"""

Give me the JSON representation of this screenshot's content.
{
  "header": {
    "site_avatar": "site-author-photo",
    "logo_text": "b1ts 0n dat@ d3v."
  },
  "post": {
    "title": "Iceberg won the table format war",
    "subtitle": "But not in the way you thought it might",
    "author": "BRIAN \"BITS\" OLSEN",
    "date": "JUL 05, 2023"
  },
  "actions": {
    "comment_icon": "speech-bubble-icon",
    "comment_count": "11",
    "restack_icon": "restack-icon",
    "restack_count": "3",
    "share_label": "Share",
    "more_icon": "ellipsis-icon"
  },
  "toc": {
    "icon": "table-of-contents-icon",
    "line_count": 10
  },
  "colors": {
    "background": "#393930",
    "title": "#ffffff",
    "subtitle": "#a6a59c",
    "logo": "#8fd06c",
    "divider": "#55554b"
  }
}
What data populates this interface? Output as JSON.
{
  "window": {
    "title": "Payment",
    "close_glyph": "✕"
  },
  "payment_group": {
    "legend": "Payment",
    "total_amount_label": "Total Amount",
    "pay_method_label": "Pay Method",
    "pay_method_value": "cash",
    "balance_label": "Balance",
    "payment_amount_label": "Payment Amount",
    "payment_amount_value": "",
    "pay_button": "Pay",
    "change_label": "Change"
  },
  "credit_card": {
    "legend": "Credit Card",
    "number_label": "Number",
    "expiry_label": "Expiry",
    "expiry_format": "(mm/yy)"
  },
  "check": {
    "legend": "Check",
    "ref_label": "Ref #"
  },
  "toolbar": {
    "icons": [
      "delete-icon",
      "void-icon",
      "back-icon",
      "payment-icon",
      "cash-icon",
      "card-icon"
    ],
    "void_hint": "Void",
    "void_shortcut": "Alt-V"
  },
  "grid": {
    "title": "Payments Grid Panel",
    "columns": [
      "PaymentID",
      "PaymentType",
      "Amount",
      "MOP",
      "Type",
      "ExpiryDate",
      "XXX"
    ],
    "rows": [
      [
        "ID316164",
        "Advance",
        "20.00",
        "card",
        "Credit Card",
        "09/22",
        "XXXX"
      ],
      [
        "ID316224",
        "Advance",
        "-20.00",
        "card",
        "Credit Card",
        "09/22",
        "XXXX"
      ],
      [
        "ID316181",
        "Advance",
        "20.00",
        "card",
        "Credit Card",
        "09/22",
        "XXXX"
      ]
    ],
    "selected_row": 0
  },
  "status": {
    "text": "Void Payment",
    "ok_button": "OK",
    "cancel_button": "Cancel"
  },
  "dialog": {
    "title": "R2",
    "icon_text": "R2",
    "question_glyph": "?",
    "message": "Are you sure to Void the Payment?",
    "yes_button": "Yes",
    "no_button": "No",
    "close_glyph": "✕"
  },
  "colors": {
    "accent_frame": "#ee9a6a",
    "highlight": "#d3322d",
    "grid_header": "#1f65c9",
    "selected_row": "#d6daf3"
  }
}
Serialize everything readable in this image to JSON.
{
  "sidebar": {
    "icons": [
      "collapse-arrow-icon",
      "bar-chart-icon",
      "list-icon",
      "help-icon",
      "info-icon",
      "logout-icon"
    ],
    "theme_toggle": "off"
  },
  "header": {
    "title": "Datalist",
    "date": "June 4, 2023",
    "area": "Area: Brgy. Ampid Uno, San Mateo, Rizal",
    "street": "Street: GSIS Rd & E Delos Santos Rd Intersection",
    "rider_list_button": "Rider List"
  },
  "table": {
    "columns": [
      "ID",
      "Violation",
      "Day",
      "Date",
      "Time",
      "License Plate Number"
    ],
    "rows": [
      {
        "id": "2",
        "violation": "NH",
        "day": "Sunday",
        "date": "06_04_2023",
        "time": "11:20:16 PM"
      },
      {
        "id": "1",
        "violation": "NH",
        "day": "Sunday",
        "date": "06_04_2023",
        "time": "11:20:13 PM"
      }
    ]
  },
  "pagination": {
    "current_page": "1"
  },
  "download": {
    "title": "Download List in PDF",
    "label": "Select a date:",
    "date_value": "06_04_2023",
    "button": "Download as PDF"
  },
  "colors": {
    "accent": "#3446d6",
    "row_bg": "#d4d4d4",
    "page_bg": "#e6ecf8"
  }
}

"""
"""

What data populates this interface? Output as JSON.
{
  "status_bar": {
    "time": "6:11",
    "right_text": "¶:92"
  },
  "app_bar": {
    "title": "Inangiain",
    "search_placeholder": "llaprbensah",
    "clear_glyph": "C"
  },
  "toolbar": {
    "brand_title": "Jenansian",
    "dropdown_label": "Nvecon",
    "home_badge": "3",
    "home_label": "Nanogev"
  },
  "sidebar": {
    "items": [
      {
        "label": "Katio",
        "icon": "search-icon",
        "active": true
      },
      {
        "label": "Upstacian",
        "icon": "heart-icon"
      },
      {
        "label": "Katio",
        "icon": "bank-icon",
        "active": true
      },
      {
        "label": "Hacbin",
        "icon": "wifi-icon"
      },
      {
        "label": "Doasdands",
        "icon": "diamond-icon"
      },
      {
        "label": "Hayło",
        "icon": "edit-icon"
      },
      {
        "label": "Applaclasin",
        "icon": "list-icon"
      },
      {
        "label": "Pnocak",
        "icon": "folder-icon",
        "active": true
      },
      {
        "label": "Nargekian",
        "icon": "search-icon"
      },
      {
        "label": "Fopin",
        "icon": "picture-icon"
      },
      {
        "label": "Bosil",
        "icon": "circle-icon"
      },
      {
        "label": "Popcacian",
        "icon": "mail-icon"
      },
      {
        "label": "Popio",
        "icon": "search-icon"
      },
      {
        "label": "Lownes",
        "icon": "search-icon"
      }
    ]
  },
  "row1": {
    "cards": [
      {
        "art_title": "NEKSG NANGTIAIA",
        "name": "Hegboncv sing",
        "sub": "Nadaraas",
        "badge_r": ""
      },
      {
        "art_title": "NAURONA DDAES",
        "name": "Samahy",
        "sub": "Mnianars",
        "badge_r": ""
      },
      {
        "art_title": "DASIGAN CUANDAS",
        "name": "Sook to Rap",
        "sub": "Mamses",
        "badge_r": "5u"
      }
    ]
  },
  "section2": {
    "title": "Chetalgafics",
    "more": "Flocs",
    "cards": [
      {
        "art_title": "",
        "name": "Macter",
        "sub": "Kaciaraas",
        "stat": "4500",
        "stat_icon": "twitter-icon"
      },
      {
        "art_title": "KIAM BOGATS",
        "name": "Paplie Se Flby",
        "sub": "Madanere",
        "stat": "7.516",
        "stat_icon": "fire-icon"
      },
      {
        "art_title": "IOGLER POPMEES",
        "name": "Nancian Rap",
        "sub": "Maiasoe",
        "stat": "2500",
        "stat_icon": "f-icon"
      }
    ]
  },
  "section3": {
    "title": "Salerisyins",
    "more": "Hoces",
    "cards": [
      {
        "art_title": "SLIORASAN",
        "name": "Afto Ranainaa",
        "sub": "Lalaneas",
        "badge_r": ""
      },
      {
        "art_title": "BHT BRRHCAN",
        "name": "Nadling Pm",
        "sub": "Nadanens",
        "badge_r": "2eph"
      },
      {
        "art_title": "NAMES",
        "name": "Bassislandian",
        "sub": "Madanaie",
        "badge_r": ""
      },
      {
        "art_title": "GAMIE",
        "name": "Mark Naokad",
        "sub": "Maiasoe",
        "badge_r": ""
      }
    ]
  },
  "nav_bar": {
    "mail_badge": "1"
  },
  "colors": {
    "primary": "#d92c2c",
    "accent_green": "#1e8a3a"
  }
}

"""

_Exercise task_
Identify the lines in the entries above that contain "JSON", then copy them out.

_Written reply_
Give me the JSON representation of this screenshot's content.
What data populates this interface? Output as JSON.
Serialize everything readable in this image to JSON.
What data populates this interface? Output as JSON.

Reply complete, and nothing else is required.